THE TASK
Count lines holding the string "value" in the data that follows. Reply with one number only.

DATASET RECORDS
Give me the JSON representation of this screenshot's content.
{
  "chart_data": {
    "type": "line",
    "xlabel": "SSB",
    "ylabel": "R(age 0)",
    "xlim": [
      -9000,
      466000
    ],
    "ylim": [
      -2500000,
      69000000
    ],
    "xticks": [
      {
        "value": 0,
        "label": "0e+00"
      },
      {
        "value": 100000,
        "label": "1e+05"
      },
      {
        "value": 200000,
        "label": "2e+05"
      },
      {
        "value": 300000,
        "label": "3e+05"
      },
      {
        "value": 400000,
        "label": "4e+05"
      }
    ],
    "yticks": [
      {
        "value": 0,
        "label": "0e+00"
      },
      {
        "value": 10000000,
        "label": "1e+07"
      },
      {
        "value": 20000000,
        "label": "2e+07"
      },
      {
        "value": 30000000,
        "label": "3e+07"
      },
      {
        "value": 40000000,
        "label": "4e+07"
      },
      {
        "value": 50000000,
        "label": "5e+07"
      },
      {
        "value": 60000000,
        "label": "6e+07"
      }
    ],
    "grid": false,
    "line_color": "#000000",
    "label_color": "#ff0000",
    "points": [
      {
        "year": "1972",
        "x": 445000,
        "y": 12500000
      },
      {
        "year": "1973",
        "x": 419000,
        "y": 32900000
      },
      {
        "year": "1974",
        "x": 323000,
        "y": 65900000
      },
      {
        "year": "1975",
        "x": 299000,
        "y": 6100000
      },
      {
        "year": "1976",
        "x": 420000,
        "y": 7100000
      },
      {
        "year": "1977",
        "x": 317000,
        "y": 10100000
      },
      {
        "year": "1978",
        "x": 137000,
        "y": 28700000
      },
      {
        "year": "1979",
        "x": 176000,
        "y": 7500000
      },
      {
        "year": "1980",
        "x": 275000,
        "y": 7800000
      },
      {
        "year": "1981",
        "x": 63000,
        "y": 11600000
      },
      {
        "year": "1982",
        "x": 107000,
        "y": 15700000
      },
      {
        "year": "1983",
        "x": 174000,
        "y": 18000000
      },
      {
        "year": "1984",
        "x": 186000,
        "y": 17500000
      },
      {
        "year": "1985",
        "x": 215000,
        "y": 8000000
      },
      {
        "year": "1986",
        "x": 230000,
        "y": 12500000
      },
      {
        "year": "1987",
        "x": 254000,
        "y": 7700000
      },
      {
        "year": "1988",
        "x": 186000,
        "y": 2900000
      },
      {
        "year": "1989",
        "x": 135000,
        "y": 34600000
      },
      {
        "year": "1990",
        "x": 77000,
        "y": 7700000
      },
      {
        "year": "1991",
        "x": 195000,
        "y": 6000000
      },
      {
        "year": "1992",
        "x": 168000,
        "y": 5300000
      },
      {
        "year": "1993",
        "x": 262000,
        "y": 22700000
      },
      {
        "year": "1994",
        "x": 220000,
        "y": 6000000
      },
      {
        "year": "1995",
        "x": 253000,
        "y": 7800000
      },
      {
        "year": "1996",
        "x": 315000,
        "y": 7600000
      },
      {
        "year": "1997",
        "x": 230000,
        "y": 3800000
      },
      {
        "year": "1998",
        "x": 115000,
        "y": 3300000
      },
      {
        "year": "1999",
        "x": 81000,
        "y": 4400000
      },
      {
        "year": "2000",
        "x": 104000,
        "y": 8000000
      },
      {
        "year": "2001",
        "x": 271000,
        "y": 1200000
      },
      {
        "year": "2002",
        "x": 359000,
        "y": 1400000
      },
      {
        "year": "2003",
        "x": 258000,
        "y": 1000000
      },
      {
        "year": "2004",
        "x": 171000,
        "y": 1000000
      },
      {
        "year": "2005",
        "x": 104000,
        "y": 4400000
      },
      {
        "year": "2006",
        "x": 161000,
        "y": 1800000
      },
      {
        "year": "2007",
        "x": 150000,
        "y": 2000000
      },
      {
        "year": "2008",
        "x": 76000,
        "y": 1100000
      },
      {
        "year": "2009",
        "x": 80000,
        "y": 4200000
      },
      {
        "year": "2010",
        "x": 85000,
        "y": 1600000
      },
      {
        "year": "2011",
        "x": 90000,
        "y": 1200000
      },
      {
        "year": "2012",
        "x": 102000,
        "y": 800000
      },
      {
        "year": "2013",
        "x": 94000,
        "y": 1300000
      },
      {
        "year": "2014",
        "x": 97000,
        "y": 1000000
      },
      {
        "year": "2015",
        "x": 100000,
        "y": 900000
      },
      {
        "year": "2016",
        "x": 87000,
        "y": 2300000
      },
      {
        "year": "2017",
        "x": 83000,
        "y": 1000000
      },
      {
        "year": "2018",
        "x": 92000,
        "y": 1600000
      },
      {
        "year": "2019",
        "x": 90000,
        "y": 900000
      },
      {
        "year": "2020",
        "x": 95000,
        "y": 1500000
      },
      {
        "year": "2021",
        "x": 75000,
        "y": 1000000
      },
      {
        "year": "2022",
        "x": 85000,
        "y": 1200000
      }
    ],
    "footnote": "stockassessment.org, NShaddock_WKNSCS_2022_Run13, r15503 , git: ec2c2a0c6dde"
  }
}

EXPECTED ANSWER
12